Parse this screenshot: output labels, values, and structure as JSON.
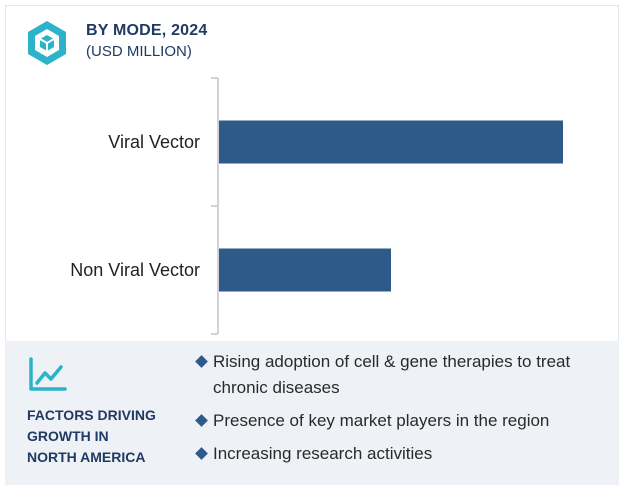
{
  "header": {
    "title": "BY MODE, 2024",
    "subtitle": "(USD MILLION)",
    "icon": "cube-icon"
  },
  "colors": {
    "bar": "#2e5a8a",
    "accent": "#2bb3c9",
    "heading": "#1f3a63",
    "panel": "#eef1f6"
  },
  "chart_data": {
    "type": "bar",
    "orientation": "horizontal",
    "categories": [
      "Viral Vector",
      "Non Viral Vector"
    ],
    "values": [
      100,
      50
    ],
    "xlim": [
      0,
      100
    ],
    "title": "BY MODE, 2024",
    "xlabel": "",
    "ylabel": "",
    "grid": false
  },
  "factors": {
    "icon": "trend-chart-icon",
    "title_lines": [
      "FACTORS DRIVING",
      "GROWTH IN",
      "NORTH AMERICA"
    ],
    "items": [
      "Rising adoption of cell & gene therapies to treat chronic diseases",
      "Presence of key market players in the region",
      "Increasing research activities"
    ]
  }
}
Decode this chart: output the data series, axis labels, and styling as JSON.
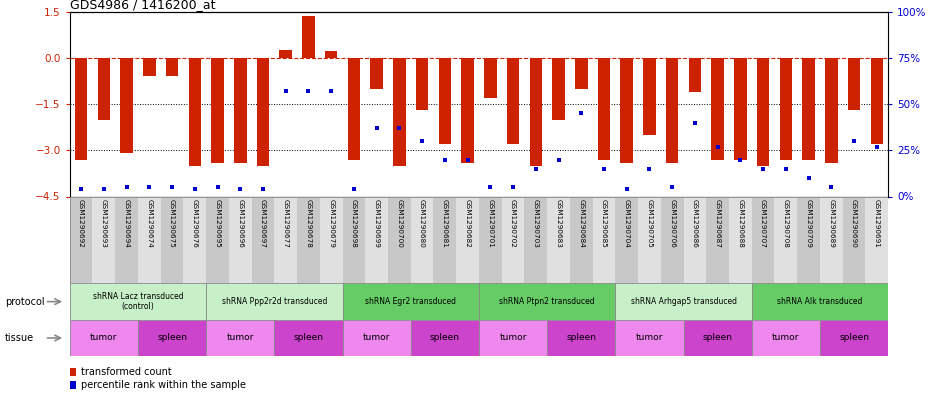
{
  "title": "GDS4986 / 1416200_at",
  "samples": [
    "GSM1290692",
    "GSM1290693",
    "GSM1290694",
    "GSM1290674",
    "GSM1290675",
    "GSM1290676",
    "GSM1290695",
    "GSM1290696",
    "GSM1290697",
    "GSM1290677",
    "GSM1290678",
    "GSM1290679",
    "GSM1290698",
    "GSM1290699",
    "GSM1290700",
    "GSM1290680",
    "GSM1290681",
    "GSM1290682",
    "GSM1290701",
    "GSM1290702",
    "GSM1290703",
    "GSM1290683",
    "GSM1290684",
    "GSM1290685",
    "GSM1290704",
    "GSM1290705",
    "GSM1290706",
    "GSM1290686",
    "GSM1290687",
    "GSM1290688",
    "GSM1290707",
    "GSM1290708",
    "GSM1290709",
    "GSM1290689",
    "GSM1290690",
    "GSM1290691"
  ],
  "bar_values": [
    -3.3,
    -2.0,
    -3.1,
    -0.6,
    -0.6,
    -3.5,
    -3.4,
    -3.4,
    -3.5,
    0.25,
    1.35,
    0.22,
    -3.3,
    -1.0,
    -3.5,
    -1.7,
    -2.8,
    -3.4,
    -1.3,
    -2.8,
    -3.5,
    -2.0,
    -1.0,
    -3.3,
    -3.4,
    -2.5,
    -3.4,
    -1.1,
    -3.3,
    -3.3,
    -3.5,
    -3.3,
    -3.3,
    -3.4,
    -1.7,
    -2.8
  ],
  "percentile_values": [
    4,
    4,
    5,
    5,
    5,
    4,
    5,
    4,
    4,
    57,
    57,
    57,
    4,
    37,
    37,
    30,
    20,
    20,
    5,
    5,
    15,
    20,
    45,
    15,
    4,
    15,
    5,
    40,
    27,
    20,
    15,
    15,
    10,
    5,
    30,
    27
  ],
  "protocols": [
    {
      "label": "shRNA Lacz transduced\n(control)",
      "start": 0,
      "end": 5,
      "color": "#c8f0c8"
    },
    {
      "label": "shRNA Ppp2r2d transduced",
      "start": 6,
      "end": 11,
      "color": "#c8f0c8"
    },
    {
      "label": "shRNA Egr2 transduced",
      "start": 12,
      "end": 17,
      "color": "#66cc66"
    },
    {
      "label": "shRNA Ptpn2 transduced",
      "start": 18,
      "end": 23,
      "color": "#66cc66"
    },
    {
      "label": "shRNA Arhgap5 transduced",
      "start": 24,
      "end": 29,
      "color": "#c8f0c8"
    },
    {
      "label": "shRNA Alk transduced",
      "start": 30,
      "end": 35,
      "color": "#66cc66"
    }
  ],
  "tissues": [
    {
      "label": "tumor",
      "start": 0,
      "end": 2,
      "color": "#ee88ee"
    },
    {
      "label": "spleen",
      "start": 3,
      "end": 5,
      "color": "#cc44cc"
    },
    {
      "label": "tumor",
      "start": 6,
      "end": 8,
      "color": "#ee88ee"
    },
    {
      "label": "spleen",
      "start": 9,
      "end": 11,
      "color": "#cc44cc"
    },
    {
      "label": "tumor",
      "start": 12,
      "end": 14,
      "color": "#ee88ee"
    },
    {
      "label": "spleen",
      "start": 15,
      "end": 17,
      "color": "#cc44cc"
    },
    {
      "label": "tumor",
      "start": 18,
      "end": 20,
      "color": "#ee88ee"
    },
    {
      "label": "spleen",
      "start": 21,
      "end": 23,
      "color": "#cc44cc"
    },
    {
      "label": "tumor",
      "start": 24,
      "end": 26,
      "color": "#ee88ee"
    },
    {
      "label": "spleen",
      "start": 27,
      "end": 29,
      "color": "#cc44cc"
    },
    {
      "label": "tumor",
      "start": 30,
      "end": 32,
      "color": "#ee88ee"
    },
    {
      "label": "spleen",
      "start": 33,
      "end": 35,
      "color": "#cc44cc"
    }
  ],
  "bar_color": "#cc2200",
  "percentile_color": "#0000cc",
  "ylim_left": [
    -4.5,
    1.5
  ],
  "ylim_right": [
    0,
    100
  ],
  "yticks_left": [
    1.5,
    0,
    -1.5,
    -3.0,
    -4.5
  ],
  "yticks_right": [
    100,
    75,
    50,
    25,
    0
  ],
  "hline_y": 0,
  "dotted_lines": [
    -1.5,
    -3.0
  ],
  "background_color": "#ffffff"
}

-- -- --

Directions for this task - Wherever the string "icon" occurs in the records, copy the line it is in.

Answer for this exercise -
    "icon": "cube-icon"
    "icon": "trend-chart-icon",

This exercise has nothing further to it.